Exercise requirements:
1) Write out the passage of the museum performance account from "In order to create" up to and including "separate Twitter account.", word for word.
2) Extend the museum performance account with the next part, starting after its last sentence.

After Matthew and I had discussed our ideas further, I called Christine to thank her for taking us around the exhibits and explaining our options in more detail. We had decided the performance would be best suited for the World War Two Hall, as it had more space and a better floor plan. Instead of making it a private performance, we asked if it would be possible to perform during the day and making it a special, live exhibition for all the visitors to the museum. Potentially drawing in a larger crowd, as we still hoped to create a lot of publicity for the forthcoming event, including informing several arts reviewers from local newspapers and the Mayor of Yeovil. She said it would first have to be discussed with the museum as a whole, but if approved it could mean a reduction in the cost of hiring the place, as we would not be closing off any parts of the exhibition or having a private function in the evening.
In order to create a tighter knit group, who were better informed as to what Matthew and I were planning, I created a Facebook group and updated my Twitter account to include more details about the developing performance. I decided to keep the Facebook group as a more personal group, where ideas could be discussed and to just keep it to the group members involved. Later, when we had rehearsal footage and photographs, and were inviting people to the performance, I had planned to create a more professional Facebook page and a separate Twitter account.
Matthew and I decided to work separately on various things in order to cover more ground, though always reporting back to each other. Matthew started working out the choreography for some of the dances and so Nick Compton and I went to the recording studio, to read some of the poems and send Matthew MP3 copies. As two of the poets could not attend this session we had planned for them to be recorded later. Nick and I also began working on our original poetry, reading much of the poetry from World War One to gain inspiration, although I did not want the poetry we had written to be a mirror image of the poetry written during the time. Nick created a poem that was more reflective of the 1st World War, whereas I used the figure of 133000 Iraqi civilians who were killed during the Iraq war, as I wanted the audience to reflect on both modern and historical wars.
However, I was coming across some difficulties. Firstly, it was difficult to get the other poets to attend the writing sessions, even while I was contacting them regularly. I did not particularly want Nick and I to be the only poets involved, as I wanted more variety in the poetry we had. Then Matthew, due to personal reasons, had to leave the project. Consequently, I was left with no choreographer, one poet, three dancers (one of whom was ill and another had injured her foot) during our first few weeks of rehearsals. With the performance date looming in a matter of three months and the only thing we were able to do was roughly plan out dances, rather than practice or perform them, I didn’t feel very hopeful or optimistic. My attempts to find another choreographer and more dancers were largely unsuccessful. I tried contacting Bath Spa students, close friends in Bath and even contacting my old dance school to see if any ex-students lived nearby, but I had very few responses.

Data block:
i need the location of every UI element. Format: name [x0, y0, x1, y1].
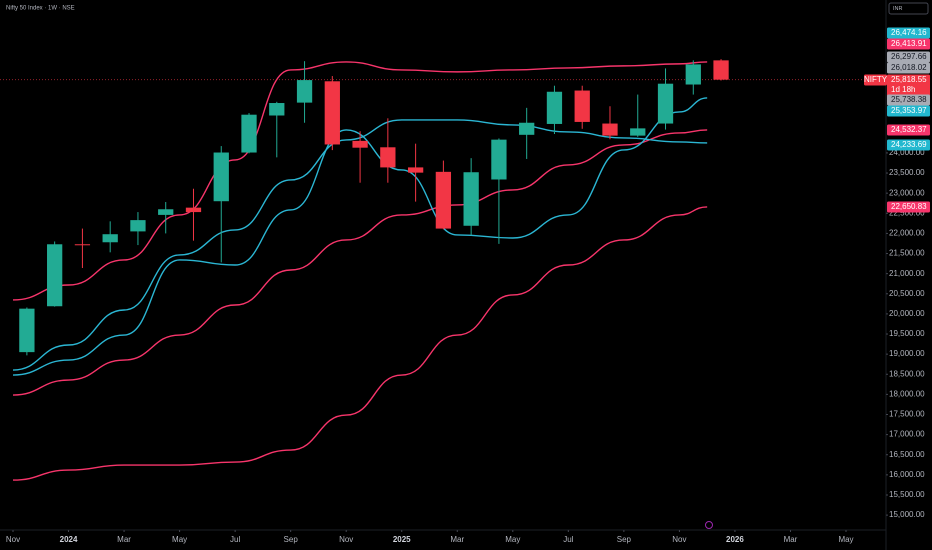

Expected results:
1)
In order to create a tighter knit group, who were better informed as to what Matthew and I were planning, I created a Facebook group and updated my Twitter account to include more details about the developing performance. I decided to keep the Facebook group as a more personal group, where ideas could be discussed and to just keep it to the group members involved. Later, when we had rehearsal footage and photographs, and were inviting people to the performance, I had planned to create a more professional Facebook page and a separate Twitter account.

2)
As the month passed, I realised I would need to meet with my tutor and discuss how the project was not going as planned. I no longer felt it was even conceivable to do a live performance. When we initially met I wanted to abandon the project entirely, but Mimi Thebo convinced me to alter the project into an easier medium, and create a multimedia project. She reminded me that I had experience in choreographing dance routines before and in my second year I had done the module ‘Planning and Making a Film’ giving me a huge amount of experience in using equipment, how to plan a filming schedule and dealing with all the paperwork involved. However, I was still a little apprehensive, as I had very little experience in actually using camera equipment or editing. I contacted the Editor, Charlotte Robinson, on the previous film I had worked on, and a friend of mine, Constance Ferguson, who studied media and film at Canterbury Christ Church University, to gain a better understanding of how easy it was to use the editing software and what sort of camera equipment I should be using.
The next step was to create the basic story-lines for the poetry we were using and whether I wanted dance to be used or acting. Originally I chose five poems, Dulce Et Decorum Est, Eye Spy, Flanders Fields, I’m Telling the Story and An Irish Airman Foresees His Death. At this time, my poem 133000 had only been through one redraft and I wasn’t sure whether to use it. I created a dance for Dulce Et Decorum Est and Flanders Fields. While I tried to get my previous dancers interested in the idea they didn’t seem as keen, and so I asked two dancers I knew, Katherine Day and Ella Grace Mitchell, if they could be involved. They happily agreed and so we began our first rehearsals.The rehearsal for Dulce Et Decorum Est went really well, though I was a little unsure with my own choreography. I decided it would be best to begin with a historical poem and end with a modern one, so, after I finished rewriting 133000, I cut Flanders Fields from the running order. We then began rehearsing 133000, a piece I wanted to be based more on simple gestures and rhythmic movement, rather than gentle or flowing dance.
During this time I also began to look for other actors to play the roles I created for Eye Spy, I’m Telling the Story and An Irish Airman Foresees His Death. Originally I wanted Eye Spy to tell the story of a father, who had survived the 1st World War, but has PTSD. He takes a walk with his young son or daughter, fearing for his own mental health, while also being troubled by the thought that his child maybe growing up in a world with more potential wars in the future. Finding a child actor, however, proved difficult and so eventually I decided to stick with the idea of the young father (Alex Hayes), but only have his wife pregnant (Beth Kerridge). The story became more centered on his mental illness and his feelings of being unable to connect with his wife. He constantly feels his mental illness makes him weak and cowardly, which is symbolically represented by the figure of a young Edwardian girl and the white feather she carries.
I’m Telling the Story was cut out entirely for similar reasons, though I was disappointed when I had to do so, as it was the 70th anniversary of the concentration camps being liberated. In I’m Telling the Story, an old Jewish woman is walking home during the evening. She suddenly hears a dog barking and has a flashback to her time as a prisoner. I wanted to inter-cut the old woman running along the pathway, with her memories as a young girl of running along and being pursued. However, it proved difficult to find older actors available or a young actor to play the corresponding part of the girl. Although I did consider turning the poem into a dance instead, I finally decided to cut it out.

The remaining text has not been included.